▶ WORK TO BE COMPLETED
Reproduce every line of the items below verbatim, omitting the pictures.

▶ DATA SHOWN
____

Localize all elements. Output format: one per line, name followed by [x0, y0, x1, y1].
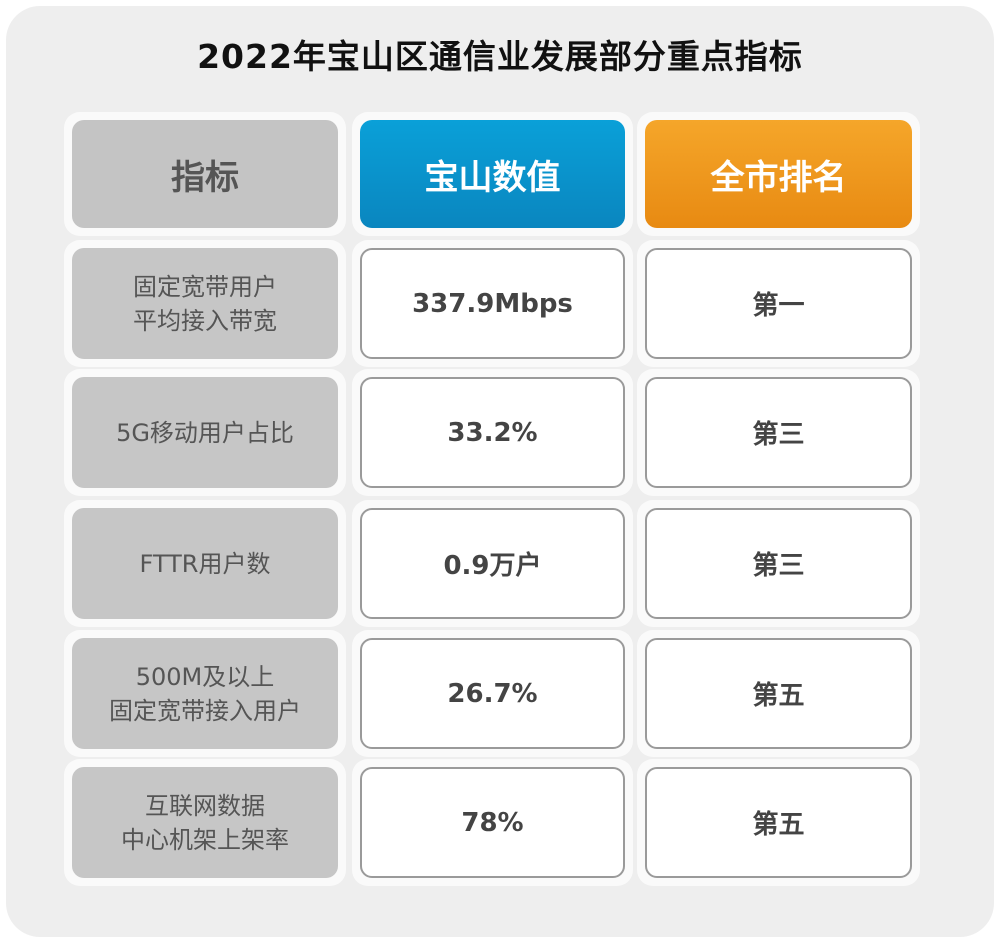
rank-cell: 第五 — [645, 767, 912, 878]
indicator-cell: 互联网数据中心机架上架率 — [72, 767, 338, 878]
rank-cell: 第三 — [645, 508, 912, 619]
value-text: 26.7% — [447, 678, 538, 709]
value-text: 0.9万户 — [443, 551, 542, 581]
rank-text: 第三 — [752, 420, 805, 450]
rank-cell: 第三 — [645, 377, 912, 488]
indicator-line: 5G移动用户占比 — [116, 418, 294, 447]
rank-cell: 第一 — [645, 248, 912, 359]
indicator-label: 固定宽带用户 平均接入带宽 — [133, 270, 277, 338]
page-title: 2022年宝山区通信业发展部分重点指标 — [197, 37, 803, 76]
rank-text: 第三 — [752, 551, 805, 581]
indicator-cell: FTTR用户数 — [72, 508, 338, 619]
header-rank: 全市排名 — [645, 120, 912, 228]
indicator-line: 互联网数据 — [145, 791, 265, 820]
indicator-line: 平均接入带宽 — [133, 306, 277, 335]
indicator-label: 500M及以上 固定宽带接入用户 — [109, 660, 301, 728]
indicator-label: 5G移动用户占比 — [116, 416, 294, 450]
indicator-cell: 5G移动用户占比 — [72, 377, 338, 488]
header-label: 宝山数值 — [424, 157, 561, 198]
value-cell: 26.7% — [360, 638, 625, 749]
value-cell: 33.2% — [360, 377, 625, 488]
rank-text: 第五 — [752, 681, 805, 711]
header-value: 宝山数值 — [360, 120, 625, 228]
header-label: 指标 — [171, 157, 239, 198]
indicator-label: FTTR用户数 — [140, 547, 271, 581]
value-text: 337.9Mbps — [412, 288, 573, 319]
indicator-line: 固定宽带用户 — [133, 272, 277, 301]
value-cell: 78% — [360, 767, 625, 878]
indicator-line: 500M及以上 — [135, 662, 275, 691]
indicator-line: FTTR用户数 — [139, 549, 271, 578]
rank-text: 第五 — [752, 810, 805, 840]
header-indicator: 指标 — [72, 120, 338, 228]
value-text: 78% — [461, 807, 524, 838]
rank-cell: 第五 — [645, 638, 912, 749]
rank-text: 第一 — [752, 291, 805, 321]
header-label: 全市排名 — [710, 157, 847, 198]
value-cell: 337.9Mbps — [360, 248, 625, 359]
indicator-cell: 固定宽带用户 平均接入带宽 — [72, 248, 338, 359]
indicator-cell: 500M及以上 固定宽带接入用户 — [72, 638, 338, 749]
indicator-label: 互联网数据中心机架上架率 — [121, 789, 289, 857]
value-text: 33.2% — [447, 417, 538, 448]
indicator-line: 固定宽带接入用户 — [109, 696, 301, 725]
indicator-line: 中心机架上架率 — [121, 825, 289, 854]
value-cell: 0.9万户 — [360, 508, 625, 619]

____

▶ RESPONSE TO THIS EXERCISE
Localize all elements. Output format: one per line, name followed by [x0, y0, x1, y1].
rank-cell: 第五 — [645, 767, 912, 878]
indicator-cell: 互联网数据中心机架上架率 — [72, 767, 338, 878]
rank-cell: 第三 — [645, 508, 912, 619]
value-text: 26.7% — [447, 678, 538, 709]
value-text: 0.9万户 — [443, 551, 542, 581]
rank-text: 第三 — [752, 420, 805, 450]
rank-cell: 第三 — [645, 377, 912, 488]
indicator-line: 5G移动用户占比 — [116, 418, 294, 447]
rank-cell: 第一 — [645, 248, 912, 359]
indicator-label: 固定宽带用户 平均接入带宽 — [133, 270, 277, 338]
page-title: 2022年宝山区通信业发展部分重点指标 — [197, 37, 803, 76]
rank-text: 第三 — [752, 551, 805, 581]
indicator-cell: FTTR用户数 — [72, 508, 338, 619]
header-rank: 全市排名 — [645, 120, 912, 228]
indicator-line: 互联网数据 — [145, 791, 265, 820]
indicator-line: 平均接入带宽 — [133, 306, 277, 335]
indicator-label: 500M及以上 固定宽带接入用户 — [109, 660, 301, 728]
indicator-label: 5G移动用户占比 — [116, 416, 294, 450]
indicator-cell: 5G移动用户占比 — [72, 377, 338, 488]
header-label: 宝山数值 — [424, 157, 561, 198]
value-cell: 26.7% — [360, 638, 625, 749]
value-cell: 33.2% — [360, 377, 625, 488]
rank-text: 第五 — [752, 681, 805, 711]
header-value: 宝山数值 — [360, 120, 625, 228]
header-label: 指标 — [171, 157, 239, 198]
indicator-label: FTTR用户数 — [140, 547, 271, 581]
value-text: 337.9Mbps — [412, 288, 573, 319]
indicator-line: 固定宽带用户 — [133, 272, 277, 301]
value-cell: 78% — [360, 767, 625, 878]
indicator-line: 500M及以上 — [135, 662, 275, 691]
indicator-line: FTTR用户数 — [139, 549, 271, 578]
rank-text: 第五 — [752, 810, 805, 840]
header-indicator: 指标 — [72, 120, 338, 228]
value-text: 78% — [461, 807, 524, 838]
rank-cell: 第五 — [645, 638, 912, 749]
rank-text: 第一 — [752, 291, 805, 321]
header-label: 全市排名 — [710, 157, 847, 198]
value-cell: 337.9Mbps — [360, 248, 625, 359]
indicator-cell: 固定宽带用户 平均接入带宽 — [72, 248, 338, 359]
indicator-cell: 500M及以上 固定宽带接入用户 — [72, 638, 338, 749]
indicator-label: 互联网数据中心机架上架率 — [121, 789, 289, 857]
value-text: 33.2% — [447, 417, 538, 448]
indicator-line: 固定宽带接入用户 — [109, 696, 301, 725]
indicator-line: 中心机架上架率 — [121, 825, 289, 854]
value-cell: 0.9万户 — [360, 508, 625, 619]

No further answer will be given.